═══ Supplied data

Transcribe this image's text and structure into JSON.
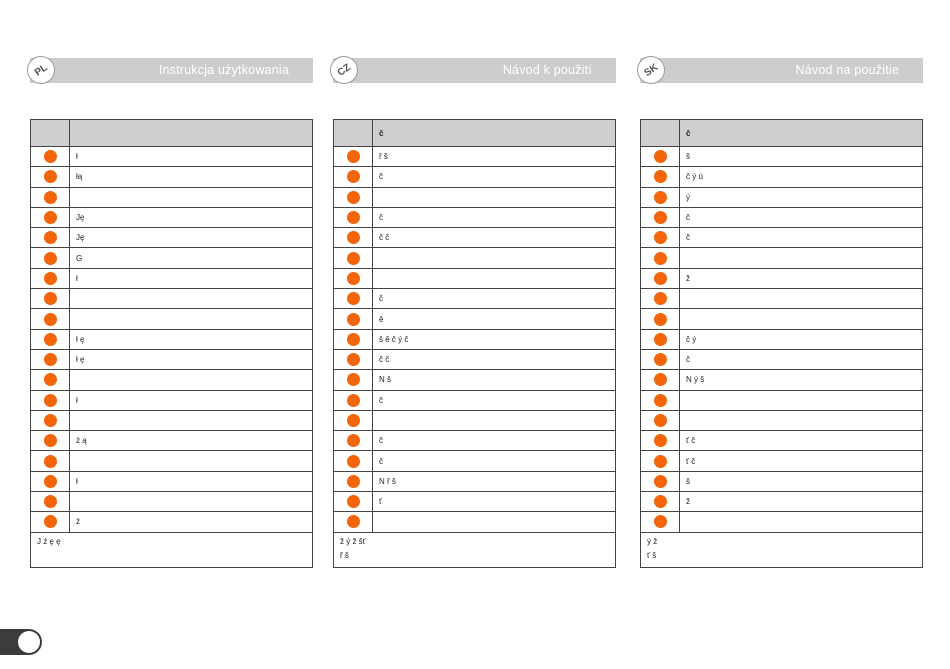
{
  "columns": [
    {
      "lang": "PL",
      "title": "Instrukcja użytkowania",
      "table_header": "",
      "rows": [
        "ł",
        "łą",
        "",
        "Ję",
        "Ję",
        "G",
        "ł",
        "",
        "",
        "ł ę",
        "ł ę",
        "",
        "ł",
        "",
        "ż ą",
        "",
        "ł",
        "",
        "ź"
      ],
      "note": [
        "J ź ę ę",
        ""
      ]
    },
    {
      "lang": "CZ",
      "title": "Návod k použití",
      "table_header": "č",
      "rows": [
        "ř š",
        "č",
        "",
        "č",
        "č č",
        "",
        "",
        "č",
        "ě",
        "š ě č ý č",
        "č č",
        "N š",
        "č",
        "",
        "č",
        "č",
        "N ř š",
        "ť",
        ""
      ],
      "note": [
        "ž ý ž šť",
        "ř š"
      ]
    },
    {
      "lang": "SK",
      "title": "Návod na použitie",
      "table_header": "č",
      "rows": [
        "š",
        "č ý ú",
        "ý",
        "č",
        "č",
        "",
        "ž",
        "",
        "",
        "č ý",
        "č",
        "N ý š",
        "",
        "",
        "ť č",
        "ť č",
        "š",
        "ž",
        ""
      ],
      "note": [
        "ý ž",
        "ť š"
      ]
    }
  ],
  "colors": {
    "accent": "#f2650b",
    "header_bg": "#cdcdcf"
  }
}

══════
═══ Supplied data

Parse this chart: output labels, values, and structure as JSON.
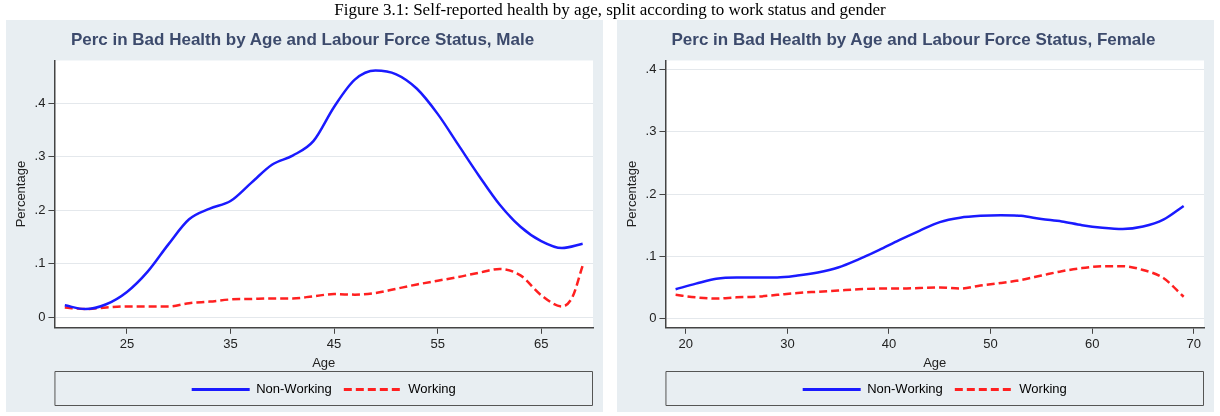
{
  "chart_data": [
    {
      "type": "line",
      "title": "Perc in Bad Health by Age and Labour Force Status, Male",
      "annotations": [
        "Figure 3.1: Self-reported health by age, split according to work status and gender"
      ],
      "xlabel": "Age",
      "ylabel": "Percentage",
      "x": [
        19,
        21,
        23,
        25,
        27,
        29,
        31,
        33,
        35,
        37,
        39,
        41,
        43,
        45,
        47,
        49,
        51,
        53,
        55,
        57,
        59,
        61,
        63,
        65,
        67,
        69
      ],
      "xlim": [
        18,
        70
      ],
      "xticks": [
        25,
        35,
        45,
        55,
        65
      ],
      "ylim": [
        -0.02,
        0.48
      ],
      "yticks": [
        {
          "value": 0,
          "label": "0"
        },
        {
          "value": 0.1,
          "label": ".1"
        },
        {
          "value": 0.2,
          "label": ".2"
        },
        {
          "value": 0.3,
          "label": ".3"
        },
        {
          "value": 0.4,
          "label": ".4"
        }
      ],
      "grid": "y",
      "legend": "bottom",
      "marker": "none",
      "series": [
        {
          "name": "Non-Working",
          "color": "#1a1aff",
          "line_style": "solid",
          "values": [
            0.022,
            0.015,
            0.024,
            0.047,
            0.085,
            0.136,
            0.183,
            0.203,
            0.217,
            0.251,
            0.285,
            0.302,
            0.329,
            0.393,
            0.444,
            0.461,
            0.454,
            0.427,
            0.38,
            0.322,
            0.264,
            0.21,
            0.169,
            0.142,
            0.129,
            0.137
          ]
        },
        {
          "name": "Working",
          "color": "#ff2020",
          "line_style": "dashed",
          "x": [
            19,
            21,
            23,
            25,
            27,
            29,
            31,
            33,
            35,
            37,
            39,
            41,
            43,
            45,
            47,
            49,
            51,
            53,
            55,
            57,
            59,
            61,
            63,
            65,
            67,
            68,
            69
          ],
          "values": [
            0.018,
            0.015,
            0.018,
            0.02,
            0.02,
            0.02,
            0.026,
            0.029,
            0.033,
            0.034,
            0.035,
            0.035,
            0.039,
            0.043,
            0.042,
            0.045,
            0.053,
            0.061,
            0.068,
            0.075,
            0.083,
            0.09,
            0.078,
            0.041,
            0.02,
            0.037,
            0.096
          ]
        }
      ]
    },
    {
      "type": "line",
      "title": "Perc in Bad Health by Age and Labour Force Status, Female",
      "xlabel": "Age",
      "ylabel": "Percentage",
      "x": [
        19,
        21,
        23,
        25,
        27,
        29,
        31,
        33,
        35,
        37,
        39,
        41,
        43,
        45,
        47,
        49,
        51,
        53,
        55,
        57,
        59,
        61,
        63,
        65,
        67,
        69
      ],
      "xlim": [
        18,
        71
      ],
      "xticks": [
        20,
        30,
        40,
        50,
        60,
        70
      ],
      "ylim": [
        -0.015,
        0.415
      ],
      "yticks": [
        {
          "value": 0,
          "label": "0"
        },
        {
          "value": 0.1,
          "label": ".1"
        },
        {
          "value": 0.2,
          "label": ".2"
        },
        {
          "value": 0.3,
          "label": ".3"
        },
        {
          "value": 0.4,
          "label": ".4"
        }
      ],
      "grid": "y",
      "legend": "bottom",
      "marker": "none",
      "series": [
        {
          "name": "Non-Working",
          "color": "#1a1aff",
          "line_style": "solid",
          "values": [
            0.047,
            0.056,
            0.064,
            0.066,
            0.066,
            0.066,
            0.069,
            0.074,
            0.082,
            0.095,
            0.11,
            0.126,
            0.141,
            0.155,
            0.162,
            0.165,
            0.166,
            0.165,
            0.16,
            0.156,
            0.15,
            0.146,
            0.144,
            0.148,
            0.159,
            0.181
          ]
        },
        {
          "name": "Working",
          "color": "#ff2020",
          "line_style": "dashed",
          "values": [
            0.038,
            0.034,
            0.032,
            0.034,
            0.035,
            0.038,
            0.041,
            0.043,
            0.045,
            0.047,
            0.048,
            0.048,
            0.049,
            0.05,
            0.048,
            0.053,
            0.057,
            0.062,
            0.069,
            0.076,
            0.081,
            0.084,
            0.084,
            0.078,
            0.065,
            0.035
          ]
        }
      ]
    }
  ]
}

══════
═══ Supplied data

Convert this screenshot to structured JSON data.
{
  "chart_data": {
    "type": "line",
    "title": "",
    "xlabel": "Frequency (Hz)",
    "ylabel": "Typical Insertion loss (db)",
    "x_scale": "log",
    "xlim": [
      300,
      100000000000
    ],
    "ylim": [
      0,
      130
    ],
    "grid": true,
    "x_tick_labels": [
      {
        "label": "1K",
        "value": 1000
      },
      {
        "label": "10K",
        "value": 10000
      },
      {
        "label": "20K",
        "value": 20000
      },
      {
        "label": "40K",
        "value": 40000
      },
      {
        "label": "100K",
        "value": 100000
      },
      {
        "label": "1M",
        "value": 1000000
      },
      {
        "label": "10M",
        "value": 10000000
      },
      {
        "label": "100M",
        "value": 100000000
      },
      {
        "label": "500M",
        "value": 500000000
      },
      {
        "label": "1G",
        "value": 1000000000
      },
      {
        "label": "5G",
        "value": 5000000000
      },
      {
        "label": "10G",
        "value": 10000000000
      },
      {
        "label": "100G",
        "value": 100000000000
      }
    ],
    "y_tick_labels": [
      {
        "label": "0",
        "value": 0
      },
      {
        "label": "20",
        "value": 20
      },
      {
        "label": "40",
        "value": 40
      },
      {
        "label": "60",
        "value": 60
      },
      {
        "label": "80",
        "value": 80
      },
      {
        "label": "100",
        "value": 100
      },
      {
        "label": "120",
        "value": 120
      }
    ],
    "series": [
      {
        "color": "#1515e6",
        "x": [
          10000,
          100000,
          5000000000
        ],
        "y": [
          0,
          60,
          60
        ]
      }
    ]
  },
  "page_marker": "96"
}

══════

▶ **Short task**
State the count of lines in the data holding the word "Návod", adding nothing to it.

▶ **Completed task**
2